Given data:
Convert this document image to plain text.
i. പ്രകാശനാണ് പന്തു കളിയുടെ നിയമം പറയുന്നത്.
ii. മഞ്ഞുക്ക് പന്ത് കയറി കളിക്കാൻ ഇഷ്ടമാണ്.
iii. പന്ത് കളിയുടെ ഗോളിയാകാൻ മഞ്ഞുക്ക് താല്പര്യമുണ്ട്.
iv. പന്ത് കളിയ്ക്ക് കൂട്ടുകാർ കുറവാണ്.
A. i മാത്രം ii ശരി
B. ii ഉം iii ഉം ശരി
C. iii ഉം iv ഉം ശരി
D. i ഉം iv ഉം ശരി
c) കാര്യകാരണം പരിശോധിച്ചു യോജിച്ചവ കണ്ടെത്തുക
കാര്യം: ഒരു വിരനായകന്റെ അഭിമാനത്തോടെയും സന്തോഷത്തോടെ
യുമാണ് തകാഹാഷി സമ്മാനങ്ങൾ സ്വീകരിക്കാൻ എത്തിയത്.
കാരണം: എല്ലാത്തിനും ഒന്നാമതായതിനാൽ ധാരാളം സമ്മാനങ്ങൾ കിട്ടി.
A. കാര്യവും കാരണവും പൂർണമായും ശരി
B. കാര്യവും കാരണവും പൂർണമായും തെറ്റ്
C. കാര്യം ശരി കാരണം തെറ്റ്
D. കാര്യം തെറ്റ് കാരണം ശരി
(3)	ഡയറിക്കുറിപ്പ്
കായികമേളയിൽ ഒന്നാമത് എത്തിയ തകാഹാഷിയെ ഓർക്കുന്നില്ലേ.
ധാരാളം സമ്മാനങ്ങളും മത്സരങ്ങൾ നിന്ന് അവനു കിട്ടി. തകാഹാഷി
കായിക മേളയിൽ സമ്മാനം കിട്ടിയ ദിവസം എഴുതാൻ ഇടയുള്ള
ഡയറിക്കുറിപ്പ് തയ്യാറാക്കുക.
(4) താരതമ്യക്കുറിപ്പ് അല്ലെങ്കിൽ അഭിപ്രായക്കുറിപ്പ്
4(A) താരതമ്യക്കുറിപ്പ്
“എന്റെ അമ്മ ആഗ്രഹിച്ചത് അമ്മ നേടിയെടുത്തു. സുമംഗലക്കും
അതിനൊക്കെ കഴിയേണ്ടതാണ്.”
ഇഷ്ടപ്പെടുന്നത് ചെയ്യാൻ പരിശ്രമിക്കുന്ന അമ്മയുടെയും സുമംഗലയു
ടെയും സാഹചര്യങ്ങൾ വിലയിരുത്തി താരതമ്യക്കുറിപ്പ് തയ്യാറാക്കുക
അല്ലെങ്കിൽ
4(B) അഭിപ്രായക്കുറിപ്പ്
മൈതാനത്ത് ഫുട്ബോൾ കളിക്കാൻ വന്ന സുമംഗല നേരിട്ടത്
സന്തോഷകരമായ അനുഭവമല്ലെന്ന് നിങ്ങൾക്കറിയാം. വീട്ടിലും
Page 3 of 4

Required work:
Go through the records above and set each one down exactly, please.

Task result:
Convert this document image to plain text.
i. പ്രകാശനാണ് പന്തു കളിയുടെ നിയമം പറയുന്നത്.
ii. മഞ്ഞുക്ക് പന്ത് കയറി കളിക്കാൻ ഇഷ്ടമാണ്.
iii. പന്ത് കളിയുടെ ഗോളിയാകാൻ മഞ്ഞുക്ക് താല്പര്യമുണ്ട്.
iv. പന്ത് കളിയ്ക്ക് കൂട്ടുകാർ കുറവാണ്.
A. i മാത്രം ii ശരി
B. ii ഉം iii ഉം ശരി
C. iii ഉം iv ഉം ശരി
D. i ഉം iv ഉം ശരി
c) കാര്യകാരണം പരിശോധിച്ചു യോജിച്ചവ കണ്ടെത്തുക
കാര്യം: ഒരു വിരനായകന്റെ അഭിമാനത്തോടെയും സന്തോഷത്തോടെ
യുമാണ് തകാഹാഷി സമ്മാനങ്ങൾ സ്വീകരിക്കാൻ എത്തിയത്.
കാരണം: എല്ലാത്തിനും ഒന്നാമതായതിനാൽ ധാരാളം സമ്മാനങ്ങൾ കിട്ടി.
A. കാര്യവും കാരണവും പൂർണമായും ശരി
B. കാര്യവും കാരണവും പൂർണമായും തെറ്റ്
C. കാര്യം ശരി കാരണം തെറ്റ്
D. കാര്യം തെറ്റ് കാരണം ശരി
(3)	ഡയറിക്കുറിപ്പ്
കായികമേളയിൽ ഒന്നാമത് എത്തിയ തകാഹാഷിയെ ഓർക്കുന്നില്ലേ.
ധാരാളം സമ്മാനങ്ങളും മത്സരങ്ങൾ നിന്ന് അവനു കിട്ടി. തകാഹാഷി
കായിക മേളയിൽ സമ്മാനം കിട്ടിയ ദിവസം എഴുതാൻ ഇടയുള്ള
ഡയറിക്കുറിപ്പ് തയ്യാറാക്കുക.
(4) താരതമ്യക്കുറിപ്പ് അല്ലെങ്കിൽ അഭിപ്രായക്കുറിപ്പ്
4(A) താരതമ്യക്കുറിപ്പ്
“എന്റെ അമ്മ ആഗ്രഹിച്ചത് അമ്മ നേടിയെടുത്തു. സുമംഗലക്കും
അതിനൊക്കെ കഴിയേണ്ടതാണ്.”
ഇഷ്ടപ്പെടുന്നത് ചെയ്യാൻ പരിശ്രമിക്കുന്ന അമ്മയുടെയും സുമംഗലയു
ടെയും സാഹചര്യങ്ങൾ വിലയിരുത്തി താരതമ്യക്കുറിപ്പ് തയ്യാറാക്കുക
അല്ലെങ്കിൽ
4(B) അഭിപ്രായക്കുറിപ്പ്
മൈതാനത്ത് ഫുട്ബോൾ കളിക്കാൻ വന്ന സുമംഗല നേരിട്ടത്
സന്തോഷകരമായ അനുഭവമല്ലെന്ന് നിങ്ങൾക്കറിയാം. വീട്ടിലും
Page 3 of 4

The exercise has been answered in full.